## [GIVEN DATA]
______

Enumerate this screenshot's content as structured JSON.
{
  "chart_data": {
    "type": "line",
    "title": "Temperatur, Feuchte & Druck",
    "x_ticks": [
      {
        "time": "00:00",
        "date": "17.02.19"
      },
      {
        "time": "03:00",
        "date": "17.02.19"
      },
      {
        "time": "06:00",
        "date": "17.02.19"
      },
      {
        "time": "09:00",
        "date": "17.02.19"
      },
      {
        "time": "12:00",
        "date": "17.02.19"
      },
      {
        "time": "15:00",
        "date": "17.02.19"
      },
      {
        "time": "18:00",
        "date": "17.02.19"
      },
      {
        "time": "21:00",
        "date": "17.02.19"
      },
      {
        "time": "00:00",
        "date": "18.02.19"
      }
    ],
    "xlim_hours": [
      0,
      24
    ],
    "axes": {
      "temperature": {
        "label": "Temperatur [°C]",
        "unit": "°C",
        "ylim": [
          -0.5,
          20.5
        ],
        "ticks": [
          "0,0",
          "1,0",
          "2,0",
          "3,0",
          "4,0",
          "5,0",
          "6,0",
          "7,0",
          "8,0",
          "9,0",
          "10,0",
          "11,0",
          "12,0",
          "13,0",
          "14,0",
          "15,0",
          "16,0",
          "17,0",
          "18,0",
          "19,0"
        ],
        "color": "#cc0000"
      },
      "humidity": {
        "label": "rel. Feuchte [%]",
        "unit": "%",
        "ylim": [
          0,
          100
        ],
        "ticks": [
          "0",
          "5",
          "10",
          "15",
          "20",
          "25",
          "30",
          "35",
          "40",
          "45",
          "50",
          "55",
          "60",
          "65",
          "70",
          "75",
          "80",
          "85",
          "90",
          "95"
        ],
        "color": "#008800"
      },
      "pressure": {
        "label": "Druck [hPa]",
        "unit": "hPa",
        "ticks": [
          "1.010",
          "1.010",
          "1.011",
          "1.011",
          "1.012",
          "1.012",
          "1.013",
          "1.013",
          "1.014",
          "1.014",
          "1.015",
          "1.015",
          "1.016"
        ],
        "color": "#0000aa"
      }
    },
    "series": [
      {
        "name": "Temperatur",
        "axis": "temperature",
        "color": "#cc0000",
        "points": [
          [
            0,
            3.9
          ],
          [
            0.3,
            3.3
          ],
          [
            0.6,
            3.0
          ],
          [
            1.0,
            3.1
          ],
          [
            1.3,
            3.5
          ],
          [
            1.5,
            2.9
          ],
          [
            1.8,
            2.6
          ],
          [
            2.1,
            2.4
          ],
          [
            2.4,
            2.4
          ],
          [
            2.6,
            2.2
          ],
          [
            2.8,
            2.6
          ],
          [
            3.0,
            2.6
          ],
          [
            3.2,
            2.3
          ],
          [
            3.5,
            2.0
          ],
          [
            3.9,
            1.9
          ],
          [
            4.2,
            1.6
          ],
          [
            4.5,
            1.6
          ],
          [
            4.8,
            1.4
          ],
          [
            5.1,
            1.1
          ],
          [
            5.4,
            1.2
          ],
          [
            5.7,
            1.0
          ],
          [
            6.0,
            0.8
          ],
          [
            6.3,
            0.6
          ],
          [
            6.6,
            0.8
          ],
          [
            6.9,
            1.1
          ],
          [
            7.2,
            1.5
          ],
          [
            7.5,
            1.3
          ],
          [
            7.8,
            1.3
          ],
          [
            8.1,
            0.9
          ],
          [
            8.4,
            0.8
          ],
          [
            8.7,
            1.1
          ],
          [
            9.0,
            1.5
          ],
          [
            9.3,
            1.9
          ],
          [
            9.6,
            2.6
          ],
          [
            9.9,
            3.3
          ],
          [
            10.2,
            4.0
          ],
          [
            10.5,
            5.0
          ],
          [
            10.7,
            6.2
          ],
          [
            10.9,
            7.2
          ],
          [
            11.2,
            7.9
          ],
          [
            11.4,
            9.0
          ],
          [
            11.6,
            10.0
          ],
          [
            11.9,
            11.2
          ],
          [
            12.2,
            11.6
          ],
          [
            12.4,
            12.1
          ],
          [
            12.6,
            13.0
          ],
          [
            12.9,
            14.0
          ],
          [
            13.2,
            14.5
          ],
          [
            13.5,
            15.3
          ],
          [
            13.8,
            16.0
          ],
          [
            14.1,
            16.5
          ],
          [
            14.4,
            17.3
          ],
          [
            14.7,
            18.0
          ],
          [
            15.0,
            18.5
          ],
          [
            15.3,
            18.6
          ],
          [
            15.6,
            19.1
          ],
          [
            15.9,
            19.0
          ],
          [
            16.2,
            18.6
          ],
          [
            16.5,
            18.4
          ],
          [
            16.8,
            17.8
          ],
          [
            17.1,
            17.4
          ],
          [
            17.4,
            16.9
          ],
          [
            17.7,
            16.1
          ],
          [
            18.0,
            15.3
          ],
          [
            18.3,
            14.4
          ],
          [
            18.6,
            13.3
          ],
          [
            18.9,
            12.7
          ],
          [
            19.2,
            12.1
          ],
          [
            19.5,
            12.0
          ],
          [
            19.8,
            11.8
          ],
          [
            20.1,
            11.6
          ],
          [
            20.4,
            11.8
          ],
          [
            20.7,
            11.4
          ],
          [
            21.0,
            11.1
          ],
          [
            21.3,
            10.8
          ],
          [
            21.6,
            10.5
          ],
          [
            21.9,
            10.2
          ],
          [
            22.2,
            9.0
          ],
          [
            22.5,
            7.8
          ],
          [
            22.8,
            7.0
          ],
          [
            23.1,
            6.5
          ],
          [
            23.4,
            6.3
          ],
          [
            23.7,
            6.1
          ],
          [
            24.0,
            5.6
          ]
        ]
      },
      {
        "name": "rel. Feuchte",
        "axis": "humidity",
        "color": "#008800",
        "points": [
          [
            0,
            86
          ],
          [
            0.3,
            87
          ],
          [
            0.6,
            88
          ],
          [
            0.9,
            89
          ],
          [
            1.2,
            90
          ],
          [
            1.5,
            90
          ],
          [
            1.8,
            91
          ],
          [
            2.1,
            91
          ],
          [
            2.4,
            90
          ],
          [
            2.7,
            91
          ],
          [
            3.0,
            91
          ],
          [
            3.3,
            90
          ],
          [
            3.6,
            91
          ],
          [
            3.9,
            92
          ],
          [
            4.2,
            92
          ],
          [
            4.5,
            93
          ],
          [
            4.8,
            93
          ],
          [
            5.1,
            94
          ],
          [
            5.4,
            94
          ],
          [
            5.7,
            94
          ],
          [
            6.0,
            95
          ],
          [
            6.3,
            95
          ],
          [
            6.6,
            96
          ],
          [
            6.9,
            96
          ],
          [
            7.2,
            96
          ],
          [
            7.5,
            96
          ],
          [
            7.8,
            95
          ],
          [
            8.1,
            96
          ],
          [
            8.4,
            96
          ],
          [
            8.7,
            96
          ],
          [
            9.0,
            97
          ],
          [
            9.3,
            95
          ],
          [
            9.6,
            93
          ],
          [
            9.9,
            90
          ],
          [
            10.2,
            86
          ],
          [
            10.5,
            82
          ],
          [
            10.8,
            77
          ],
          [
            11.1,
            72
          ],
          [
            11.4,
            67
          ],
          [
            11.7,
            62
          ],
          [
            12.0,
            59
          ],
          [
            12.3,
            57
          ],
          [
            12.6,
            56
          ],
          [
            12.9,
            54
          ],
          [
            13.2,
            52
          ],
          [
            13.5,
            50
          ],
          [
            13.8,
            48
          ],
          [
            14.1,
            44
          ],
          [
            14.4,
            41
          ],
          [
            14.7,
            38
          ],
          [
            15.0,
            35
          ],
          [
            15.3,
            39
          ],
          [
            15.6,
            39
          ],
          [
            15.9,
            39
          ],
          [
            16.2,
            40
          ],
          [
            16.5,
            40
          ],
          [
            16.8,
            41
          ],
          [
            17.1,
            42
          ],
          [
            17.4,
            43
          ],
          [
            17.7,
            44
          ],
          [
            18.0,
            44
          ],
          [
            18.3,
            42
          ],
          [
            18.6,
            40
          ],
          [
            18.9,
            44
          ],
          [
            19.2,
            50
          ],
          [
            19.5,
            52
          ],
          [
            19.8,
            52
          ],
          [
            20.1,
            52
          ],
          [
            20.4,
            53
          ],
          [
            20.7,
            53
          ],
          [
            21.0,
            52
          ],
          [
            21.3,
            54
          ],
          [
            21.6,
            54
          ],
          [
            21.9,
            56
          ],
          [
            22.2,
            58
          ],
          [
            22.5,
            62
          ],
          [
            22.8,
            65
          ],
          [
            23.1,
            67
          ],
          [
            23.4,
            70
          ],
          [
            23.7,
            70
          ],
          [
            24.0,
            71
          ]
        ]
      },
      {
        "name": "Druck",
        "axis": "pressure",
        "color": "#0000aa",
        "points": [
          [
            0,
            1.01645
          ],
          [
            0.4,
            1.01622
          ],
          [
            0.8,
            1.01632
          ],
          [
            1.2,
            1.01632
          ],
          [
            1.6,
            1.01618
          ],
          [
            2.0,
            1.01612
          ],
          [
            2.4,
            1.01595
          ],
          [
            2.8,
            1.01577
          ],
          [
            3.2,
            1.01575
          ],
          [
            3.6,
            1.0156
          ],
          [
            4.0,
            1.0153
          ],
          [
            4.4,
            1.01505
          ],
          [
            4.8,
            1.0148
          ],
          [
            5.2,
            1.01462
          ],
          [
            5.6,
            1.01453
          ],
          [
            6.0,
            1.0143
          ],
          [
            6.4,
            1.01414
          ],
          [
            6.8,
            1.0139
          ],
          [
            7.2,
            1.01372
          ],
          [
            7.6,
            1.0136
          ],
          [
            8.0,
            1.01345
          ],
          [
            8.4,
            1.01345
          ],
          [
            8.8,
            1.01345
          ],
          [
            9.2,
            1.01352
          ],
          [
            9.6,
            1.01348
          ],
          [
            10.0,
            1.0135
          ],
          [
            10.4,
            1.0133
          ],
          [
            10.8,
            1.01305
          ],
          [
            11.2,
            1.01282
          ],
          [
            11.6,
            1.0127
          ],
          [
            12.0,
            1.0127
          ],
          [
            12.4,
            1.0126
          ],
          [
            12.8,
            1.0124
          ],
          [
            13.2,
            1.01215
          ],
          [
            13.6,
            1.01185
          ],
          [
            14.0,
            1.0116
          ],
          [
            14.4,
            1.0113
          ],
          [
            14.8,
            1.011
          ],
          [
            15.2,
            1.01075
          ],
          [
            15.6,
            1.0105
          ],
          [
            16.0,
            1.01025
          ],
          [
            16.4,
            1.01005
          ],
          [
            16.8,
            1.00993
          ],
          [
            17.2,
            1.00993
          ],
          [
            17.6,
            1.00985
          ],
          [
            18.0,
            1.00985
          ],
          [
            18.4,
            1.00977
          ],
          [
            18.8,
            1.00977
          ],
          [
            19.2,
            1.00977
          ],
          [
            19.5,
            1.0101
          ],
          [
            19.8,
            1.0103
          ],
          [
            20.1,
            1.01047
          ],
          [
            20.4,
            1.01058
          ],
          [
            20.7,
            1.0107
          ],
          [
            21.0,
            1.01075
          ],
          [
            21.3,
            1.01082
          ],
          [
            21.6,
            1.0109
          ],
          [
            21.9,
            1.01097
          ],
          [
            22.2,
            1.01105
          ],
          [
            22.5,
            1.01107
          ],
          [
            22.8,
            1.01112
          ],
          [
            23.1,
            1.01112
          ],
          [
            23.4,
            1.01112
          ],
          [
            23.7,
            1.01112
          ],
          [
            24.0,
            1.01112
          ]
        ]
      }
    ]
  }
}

______

## [GIVEN REQUEST]
Look over the material above and show each line where "time" appears.

## [FINISHED ANSWER]
        "time": "00:00",
        "time": "03:00",
        "time": "06:00",
        "time": "09:00",
        "time": "12:00",
        "time": "15:00",
        "time": "18:00",
        "time": "21:00",
        "time": "00:00",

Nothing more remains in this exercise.